Instruction: Extract the complete data exactly as given.

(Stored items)
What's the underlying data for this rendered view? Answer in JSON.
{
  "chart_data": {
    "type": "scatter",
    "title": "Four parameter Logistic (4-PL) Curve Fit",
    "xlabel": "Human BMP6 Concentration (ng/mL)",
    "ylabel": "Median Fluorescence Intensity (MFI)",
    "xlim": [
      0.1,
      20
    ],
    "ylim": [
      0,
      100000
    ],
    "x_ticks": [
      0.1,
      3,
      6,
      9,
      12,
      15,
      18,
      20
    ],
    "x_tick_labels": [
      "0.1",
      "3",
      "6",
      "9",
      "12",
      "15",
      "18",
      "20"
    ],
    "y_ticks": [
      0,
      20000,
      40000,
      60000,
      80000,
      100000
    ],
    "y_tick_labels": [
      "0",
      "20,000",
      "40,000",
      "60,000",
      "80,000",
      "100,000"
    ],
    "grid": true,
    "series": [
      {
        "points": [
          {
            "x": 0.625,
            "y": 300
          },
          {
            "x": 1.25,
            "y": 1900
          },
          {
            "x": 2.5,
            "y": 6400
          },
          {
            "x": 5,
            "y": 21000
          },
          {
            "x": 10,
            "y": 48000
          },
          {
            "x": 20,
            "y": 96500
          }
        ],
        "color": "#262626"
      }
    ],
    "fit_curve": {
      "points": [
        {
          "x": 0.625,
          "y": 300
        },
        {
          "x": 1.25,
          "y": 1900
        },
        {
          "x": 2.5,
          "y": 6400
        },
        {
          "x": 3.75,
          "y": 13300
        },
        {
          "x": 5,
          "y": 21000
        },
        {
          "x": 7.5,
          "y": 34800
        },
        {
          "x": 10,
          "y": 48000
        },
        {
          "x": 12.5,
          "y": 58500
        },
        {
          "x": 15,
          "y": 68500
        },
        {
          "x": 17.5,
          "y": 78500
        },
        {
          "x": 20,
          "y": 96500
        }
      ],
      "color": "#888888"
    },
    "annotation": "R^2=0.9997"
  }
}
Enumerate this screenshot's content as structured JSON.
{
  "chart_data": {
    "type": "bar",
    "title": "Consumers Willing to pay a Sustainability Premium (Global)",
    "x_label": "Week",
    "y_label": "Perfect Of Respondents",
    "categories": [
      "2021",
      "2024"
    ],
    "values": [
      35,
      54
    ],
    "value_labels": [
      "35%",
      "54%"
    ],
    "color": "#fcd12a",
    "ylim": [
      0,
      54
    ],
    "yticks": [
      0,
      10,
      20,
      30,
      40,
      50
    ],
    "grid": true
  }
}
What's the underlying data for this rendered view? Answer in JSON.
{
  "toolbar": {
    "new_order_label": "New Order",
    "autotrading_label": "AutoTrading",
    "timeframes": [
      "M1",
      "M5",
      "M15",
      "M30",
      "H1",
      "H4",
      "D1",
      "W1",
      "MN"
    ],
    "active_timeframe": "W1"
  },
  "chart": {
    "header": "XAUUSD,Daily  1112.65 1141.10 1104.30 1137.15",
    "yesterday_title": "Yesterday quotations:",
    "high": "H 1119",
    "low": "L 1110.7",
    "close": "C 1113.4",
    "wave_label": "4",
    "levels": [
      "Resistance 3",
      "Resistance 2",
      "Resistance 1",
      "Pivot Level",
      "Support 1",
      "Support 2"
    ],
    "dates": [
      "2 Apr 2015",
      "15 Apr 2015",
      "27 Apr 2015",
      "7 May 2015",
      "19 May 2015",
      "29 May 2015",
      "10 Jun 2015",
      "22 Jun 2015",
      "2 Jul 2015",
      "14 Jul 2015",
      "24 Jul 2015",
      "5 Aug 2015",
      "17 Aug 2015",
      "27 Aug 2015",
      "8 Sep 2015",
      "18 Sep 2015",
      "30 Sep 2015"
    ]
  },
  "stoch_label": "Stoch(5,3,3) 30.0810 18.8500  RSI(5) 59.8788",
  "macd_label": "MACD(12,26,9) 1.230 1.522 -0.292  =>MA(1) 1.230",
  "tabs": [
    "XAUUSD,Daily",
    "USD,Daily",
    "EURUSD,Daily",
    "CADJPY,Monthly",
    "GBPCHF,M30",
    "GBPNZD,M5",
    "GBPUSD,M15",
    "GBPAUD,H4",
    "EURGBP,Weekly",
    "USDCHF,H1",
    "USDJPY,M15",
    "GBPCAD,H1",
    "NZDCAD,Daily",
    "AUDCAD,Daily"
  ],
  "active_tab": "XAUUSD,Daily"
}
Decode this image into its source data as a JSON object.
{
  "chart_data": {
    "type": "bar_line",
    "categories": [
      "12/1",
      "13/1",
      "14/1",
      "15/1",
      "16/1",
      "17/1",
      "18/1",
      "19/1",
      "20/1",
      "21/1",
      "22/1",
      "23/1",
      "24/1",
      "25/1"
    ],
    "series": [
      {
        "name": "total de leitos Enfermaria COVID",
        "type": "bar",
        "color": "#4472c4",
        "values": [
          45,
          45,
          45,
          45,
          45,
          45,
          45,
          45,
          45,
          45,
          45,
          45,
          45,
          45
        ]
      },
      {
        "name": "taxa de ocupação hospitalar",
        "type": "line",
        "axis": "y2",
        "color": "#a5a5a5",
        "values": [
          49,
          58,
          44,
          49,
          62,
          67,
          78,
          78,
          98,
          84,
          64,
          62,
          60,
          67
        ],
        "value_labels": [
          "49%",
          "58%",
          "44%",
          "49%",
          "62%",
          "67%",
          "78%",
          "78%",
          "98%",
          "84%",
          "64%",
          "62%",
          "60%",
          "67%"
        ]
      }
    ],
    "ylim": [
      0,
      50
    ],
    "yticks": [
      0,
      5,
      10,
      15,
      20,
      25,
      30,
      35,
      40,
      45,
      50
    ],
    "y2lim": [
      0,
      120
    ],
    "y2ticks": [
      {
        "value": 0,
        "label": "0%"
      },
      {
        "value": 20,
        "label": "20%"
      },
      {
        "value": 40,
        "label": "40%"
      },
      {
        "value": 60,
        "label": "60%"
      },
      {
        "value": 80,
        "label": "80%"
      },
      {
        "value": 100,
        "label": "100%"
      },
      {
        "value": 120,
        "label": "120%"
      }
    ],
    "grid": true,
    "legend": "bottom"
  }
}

Answer to the exercise:
What's the underlying data for this rendered view? Answer in JSON.
{
  "chart_data": {
    "type": "scatter",
    "title": "Four parameter Logistic (4-PL) Curve Fit",
    "xlabel": "Human BMP6 Concentration (ng/mL)",
    "ylabel": "Median Fluorescence Intensity (MFI)",
    "xlim": [
      0.1,
      20
    ],
    "ylim": [
      0,
      100000
    ],
    "x_ticks": [
      0.1,
      3,
      6,
      9,
      12,
      15,
      18,
      20
    ],
    "x_tick_labels": [
      "0.1",
      "3",
      "6",
      "9",
      "12",
      "15",
      "18",
      "20"
    ],
    "y_ticks": [
      0,
      20000,
      40000,
      60000,
      80000,
      100000
    ],
    "y_tick_labels": [
      "0",
      "20,000",
      "40,000",
      "60,000",
      "80,000",
      "100,000"
    ],
    "grid": true,
    "series": [
      {
        "points": [
          {
            "x": 0.625,
            "y": 300
          },
          {
            "x": 1.25,
            "y": 1900
          },
          {
            "x": 2.5,
            "y": 6400
          },
          {
            "x": 5,
            "y": 21000
          },
          {
            "x": 10,
            "y": 48000
          },
          {
            "x": 20,
            "y": 96500
          }
        ],
        "color": "#262626"
      }
    ],
    "fit_curve": {
      "points": [
        {
          "x": 0.625,
          "y": 300
        },
        {
          "x": 1.25,
          "y": 1900
        },
        {
          "x": 2.5,
          "y": 6400
        },
        {
          "x": 3.75,
          "y": 13300
        },
        {
          "x": 5,
          "y": 21000
        },
        {
          "x": 7.5,
          "y": 34800
        },
        {
          "x": 10,
          "y": 48000
        },
        {
          "x": 12.5,
          "y": 58500
        },
        {
          "x": 15,
          "y": 68500
        },
        {
          "x": 17.5,
          "y": 78500
        },
        {
          "x": 20,
          "y": 96500
        }
      ],
      "color": "#888888"
    },
    "annotation": "R^2=0.9997"
  }
}
Enumerate this screenshot's content as structured JSON.
{
  "chart_data": {
    "type": "bar",
    "title": "Consumers Willing to pay a Sustainability Premium (Global)",
    "x_label": "Week",
    "y_label": "Perfect Of Respondents",
    "categories": [
      "2021",
      "2024"
    ],
    "values": [
      35,
      54
    ],
    "value_labels": [
      "35%",
      "54%"
    ],
    "color": "#fcd12a",
    "ylim": [
      0,
      54
    ],
    "yticks": [
      0,
      10,
      20,
      30,
      40,
      50
    ],
    "grid": true
  }
}
What's the underlying data for this rendered view? Answer in JSON.
{
  "toolbar": {
    "new_order_label": "New Order",
    "autotrading_label": "AutoTrading",
    "timeframes": [
      "M1",
      "M5",
      "M15",
      "M30",
      "H1",
      "H4",
      "D1",
      "W1",
      "MN"
    ],
    "active_timeframe": "W1"
  },
  "chart": {
    "header": "XAUUSD,Daily  1112.65 1141.10 1104.30 1137.15",
    "yesterday_title": "Yesterday quotations:",
    "high": "H 1119",
    "low": "L 1110.7",
    "close": "C 1113.4",
    "wave_label": "4",
    "levels": [
      "Resistance 3",
      "Resistance 2",
      "Resistance 1",
      "Pivot Level",
      "Support 1",
      "Support 2"
    ],
    "dates": [
      "2 Apr 2015",
      "15 Apr 2015",
      "27 Apr 2015",
      "7 May 2015",
      "19 May 2015",
      "29 May 2015",
      "10 Jun 2015",
      "22 Jun 2015",
      "2 Jul 2015",
      "14 Jul 2015",
      "24 Jul 2015",
      "5 Aug 2015",
      "17 Aug 2015",
      "27 Aug 2015",
      "8 Sep 2015",
      "18 Sep 2015",
      "30 Sep 2015"
    ]
  },
  "stoch_label": "Stoch(5,3,3) 30.0810 18.8500  RSI(5) 59.8788",
  "macd_label": "MACD(12,26,9) 1.230 1.522 -0.292  =>MA(1) 1.230",
  "tabs": [
    "XAUUSD,Daily",
    "USD,Daily",
    "EURUSD,Daily",
    "CADJPY,Monthly",
    "GBPCHF,M30",
    "GBPNZD,M5",
    "GBPUSD,M15",
    "GBPAUD,H4",
    "EURGBP,Weekly",
    "USDCHF,H1",
    "USDJPY,M15",
    "GBPCAD,H1",
    "NZDCAD,Daily",
    "AUDCAD,Daily"
  ],
  "active_tab": "XAUUSD,Daily"
}
Decode this image into its source data as a JSON object.
{
  "chart_data": {
    "type": "bar_line",
    "categories": [
      "12/1",
      "13/1",
      "14/1",
      "15/1",
      "16/1",
      "17/1",
      "18/1",
      "19/1",
      "20/1",
      "21/1",
      "22/1",
      "23/1",
      "24/1",
      "25/1"
    ],
    "series": [
      {
        "name": "total de leitos Enfermaria COVID",
        "type": "bar",
        "color": "#4472c4",
        "values": [
          45,
          45,
          45,
          45,
          45,
          45,
          45,
          45,
          45,
          45,
          45,
          45,
          45,
          45
        ]
      },
      {
        "name": "taxa de ocupação hospitalar",
        "type": "line",
        "axis": "y2",
        "color": "#a5a5a5",
        "values": [
          49,
          58,
          44,
          49,
          62,
          67,
          78,
          78,
          98,
          84,
          64,
          62,
          60,
          67
        ],
        "value_labels": [
          "49%",
          "58%",
          "44%",
          "49%",
          "62%",
          "67%",
          "78%",
          "78%",
          "98%",
          "84%",
          "64%",
          "62%",
          "60%",
          "67%"
        ]
      }
    ],
    "ylim": [
      0,
      50
    ],
    "yticks": [
      0,
      5,
      10,
      15,
      20,
      25,
      30,
      35,
      40,
      45,
      50
    ],
    "y2lim": [
      0,
      120
    ],
    "y2ticks": [
      {
        "value": 0,
        "label": "0%"
      },
      {
        "value": 20,
        "label": "20%"
      },
      {
        "value": 40,
        "label": "40%"
      },
      {
        "value": 60,
        "label": "60%"
      },
      {
        "value": 80,
        "label": "80%"
      },
      {
        "value": 100,
        "label": "100%"
      },
      {
        "value": 120,
        "label": "120%"
      }
    ],
    "grid": true,
    "legend": "bottom"
  }
}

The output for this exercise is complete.